JOB.
From the listing that follows, output everything exactly except the pictures.

-- BEGIN DATASET EXTRACT --

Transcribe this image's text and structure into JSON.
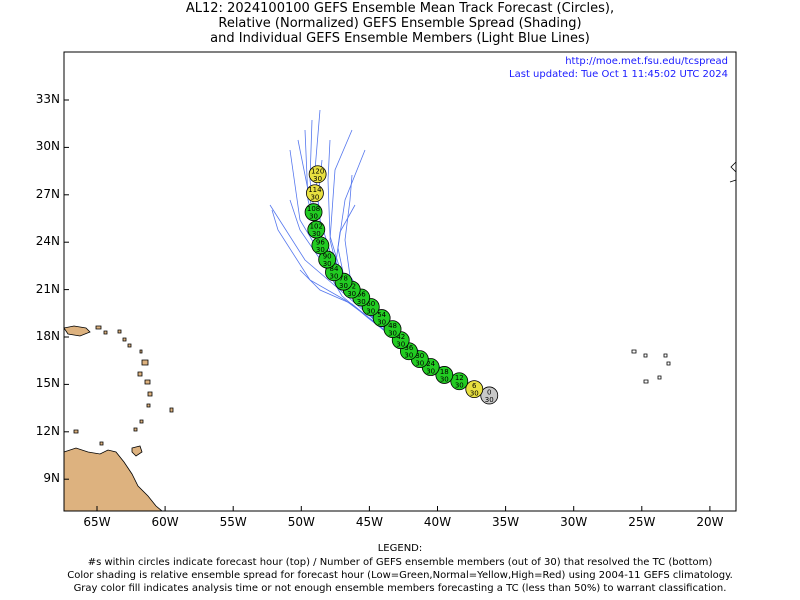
{
  "title": {
    "line1": "AL12: 2024100100 GEFS Ensemble Mean Track Forecast (Circles),",
    "line2": "Relative (Normalized) GEFS Ensemble Spread (Shading)",
    "line3": "and Individual GEFS Ensemble Members (Light Blue Lines)"
  },
  "source": {
    "url": "http://moe.met.fsu.edu/tcspread",
    "updated": "Last updated: Tue Oct 1 11:45:02 UTC 2024"
  },
  "axes": {
    "x_ticks": [
      "65W",
      "60W",
      "55W",
      "50W",
      "45W",
      "40W",
      "35W",
      "30W",
      "25W",
      "20W"
    ],
    "y_ticks": [
      "33N",
      "30N",
      "27N",
      "24N",
      "21N",
      "18N",
      "15N",
      "12N",
      "9N"
    ]
  },
  "colors": {
    "low_spread": "#22cc22",
    "normal_spread": "#e8e040",
    "analysis": "#c8c8c8",
    "member_track": "#5577ee",
    "land": "#ddb27f"
  },
  "mean_track": [
    {
      "hour": "0",
      "members": "30",
      "lon": -36.2,
      "lat": 14.3,
      "spread": "analysis"
    },
    {
      "hour": "6",
      "members": "30",
      "lon": -37.3,
      "lat": 14.7,
      "spread": "normal"
    },
    {
      "hour": "12",
      "members": "30",
      "lon": -38.4,
      "lat": 15.2,
      "spread": "low"
    },
    {
      "hour": "18",
      "members": "30",
      "lon": -39.5,
      "lat": 15.6,
      "spread": "low"
    },
    {
      "hour": "24",
      "members": "30",
      "lon": -40.5,
      "lat": 16.1,
      "spread": "low"
    },
    {
      "hour": "30",
      "members": "30",
      "lon": -41.3,
      "lat": 16.6,
      "spread": "low"
    },
    {
      "hour": "36",
      "members": "30",
      "lon": -42.1,
      "lat": 17.1,
      "spread": "low"
    },
    {
      "hour": "42",
      "members": "30",
      "lon": -42.7,
      "lat": 17.8,
      "spread": "low"
    },
    {
      "hour": "48",
      "members": "30",
      "lon": -43.3,
      "lat": 18.5,
      "spread": "low"
    },
    {
      "hour": "54",
      "members": "30",
      "lon": -44.1,
      "lat": 19.2,
      "spread": "low"
    },
    {
      "hour": "60",
      "members": "30",
      "lon": -44.9,
      "lat": 19.9,
      "spread": "low"
    },
    {
      "hour": "66",
      "members": "30",
      "lon": -45.6,
      "lat": 20.5,
      "spread": "low"
    },
    {
      "hour": "72",
      "members": "30",
      "lon": -46.3,
      "lat": 21.0,
      "spread": "low"
    },
    {
      "hour": "78",
      "members": "30",
      "lon": -46.9,
      "lat": 21.5,
      "spread": "low"
    },
    {
      "hour": "84",
      "members": "30",
      "lon": -47.6,
      "lat": 22.1,
      "spread": "low"
    },
    {
      "hour": "90",
      "members": "30",
      "lon": -48.1,
      "lat": 22.9,
      "spread": "low"
    },
    {
      "hour": "96",
      "members": "30",
      "lon": -48.6,
      "lat": 23.8,
      "spread": "low"
    },
    {
      "hour": "102",
      "members": "30",
      "lon": -48.9,
      "lat": 24.8,
      "spread": "low"
    },
    {
      "hour": "108",
      "members": "30",
      "lon": -49.1,
      "lat": 25.9,
      "spread": "low"
    },
    {
      "hour": "114",
      "members": "30",
      "lon": -49.0,
      "lat": 27.1,
      "spread": "normal"
    },
    {
      "hour": "120",
      "members": "30",
      "lon": -48.8,
      "lat": 28.3,
      "spread": "normal"
    }
  ],
  "legend": {
    "heading": "LEGEND:",
    "line1": "#s within circles indicate forecast hour (top) / Number of GEFS ensemble members (out of 30) that resolved the TC (bottom)",
    "line2": "Color shading is relative ensemble spread for forecast hour (Low=Green,Normal=Yellow,High=Red) using 2004-11 GEFS climatology.",
    "line3": "Gray color fill indicates analysis time or not enough ensemble members forecasting a TC (less than 50%) to warrant classification."
  }
}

-- END DATASET EXTRACT --

FINISHED ANSWER.
Transcribe this image's text and structure into JSON.
{
  "title": {
    "line1": "AL12: 2024100100 GEFS Ensemble Mean Track Forecast (Circles),",
    "line2": "Relative (Normalized) GEFS Ensemble Spread (Shading)",
    "line3": "and Individual GEFS Ensemble Members (Light Blue Lines)"
  },
  "source": {
    "url": "http://moe.met.fsu.edu/tcspread",
    "updated": "Last updated: Tue Oct 1 11:45:02 UTC 2024"
  },
  "axes": {
    "x_ticks": [
      "65W",
      "60W",
      "55W",
      "50W",
      "45W",
      "40W",
      "35W",
      "30W",
      "25W",
      "20W"
    ],
    "y_ticks": [
      "33N",
      "30N",
      "27N",
      "24N",
      "21N",
      "18N",
      "15N",
      "12N",
      "9N"
    ]
  },
  "colors": {
    "low_spread": "#22cc22",
    "normal_spread": "#e8e040",
    "analysis": "#c8c8c8",
    "member_track": "#5577ee",
    "land": "#ddb27f"
  },
  "mean_track": [
    {
      "hour": "0",
      "members": "30",
      "lon": -36.2,
      "lat": 14.3,
      "spread": "analysis"
    },
    {
      "hour": "6",
      "members": "30",
      "lon": -37.3,
      "lat": 14.7,
      "spread": "normal"
    },
    {
      "hour": "12",
      "members": "30",
      "lon": -38.4,
      "lat": 15.2,
      "spread": "low"
    },
    {
      "hour": "18",
      "members": "30",
      "lon": -39.5,
      "lat": 15.6,
      "spread": "low"
    },
    {
      "hour": "24",
      "members": "30",
      "lon": -40.5,
      "lat": 16.1,
      "spread": "low"
    },
    {
      "hour": "30",
      "members": "30",
      "lon": -41.3,
      "lat": 16.6,
      "spread": "low"
    },
    {
      "hour": "36",
      "members": "30",
      "lon": -42.1,
      "lat": 17.1,
      "spread": "low"
    },
    {
      "hour": "42",
      "members": "30",
      "lon": -42.7,
      "lat": 17.8,
      "spread": "low"
    },
    {
      "hour": "48",
      "members": "30",
      "lon": -43.3,
      "lat": 18.5,
      "spread": "low"
    },
    {
      "hour": "54",
      "members": "30",
      "lon": -44.1,
      "lat": 19.2,
      "spread": "low"
    },
    {
      "hour": "60",
      "members": "30",
      "lon": -44.9,
      "lat": 19.9,
      "spread": "low"
    },
    {
      "hour": "66",
      "members": "30",
      "lon": -45.6,
      "lat": 20.5,
      "spread": "low"
    },
    {
      "hour": "72",
      "members": "30",
      "lon": -46.3,
      "lat": 21.0,
      "spread": "low"
    },
    {
      "hour": "78",
      "members": "30",
      "lon": -46.9,
      "lat": 21.5,
      "spread": "low"
    },
    {
      "hour": "84",
      "members": "30",
      "lon": -47.6,
      "lat": 22.1,
      "spread": "low"
    },
    {
      "hour": "90",
      "members": "30",
      "lon": -48.1,
      "lat": 22.9,
      "spread": "low"
    },
    {
      "hour": "96",
      "members": "30",
      "lon": -48.6,
      "lat": 23.8,
      "spread": "low"
    },
    {
      "hour": "102",
      "members": "30",
      "lon": -48.9,
      "lat": 24.8,
      "spread": "low"
    },
    {
      "hour": "108",
      "members": "30",
      "lon": -49.1,
      "lat": 25.9,
      "spread": "low"
    },
    {
      "hour": "114",
      "members": "30",
      "lon": -49.0,
      "lat": 27.1,
      "spread": "normal"
    },
    {
      "hour": "120",
      "members": "30",
      "lon": -48.8,
      "lat": 28.3,
      "spread": "normal"
    }
  ],
  "legend": {
    "heading": "LEGEND:",
    "line1": "#s within circles indicate forecast hour (top) / Number of GEFS ensemble members (out of 30) that resolved the TC (bottom)",
    "line2": "Color shading is relative ensemble spread for forecast hour (Low=Green,Normal=Yellow,High=Red) using 2004-11 GEFS climatology.",
    "line3": "Gray color fill indicates analysis time or not enough ensemble members forecasting a TC (less than 50%) to warrant classification."
  }
}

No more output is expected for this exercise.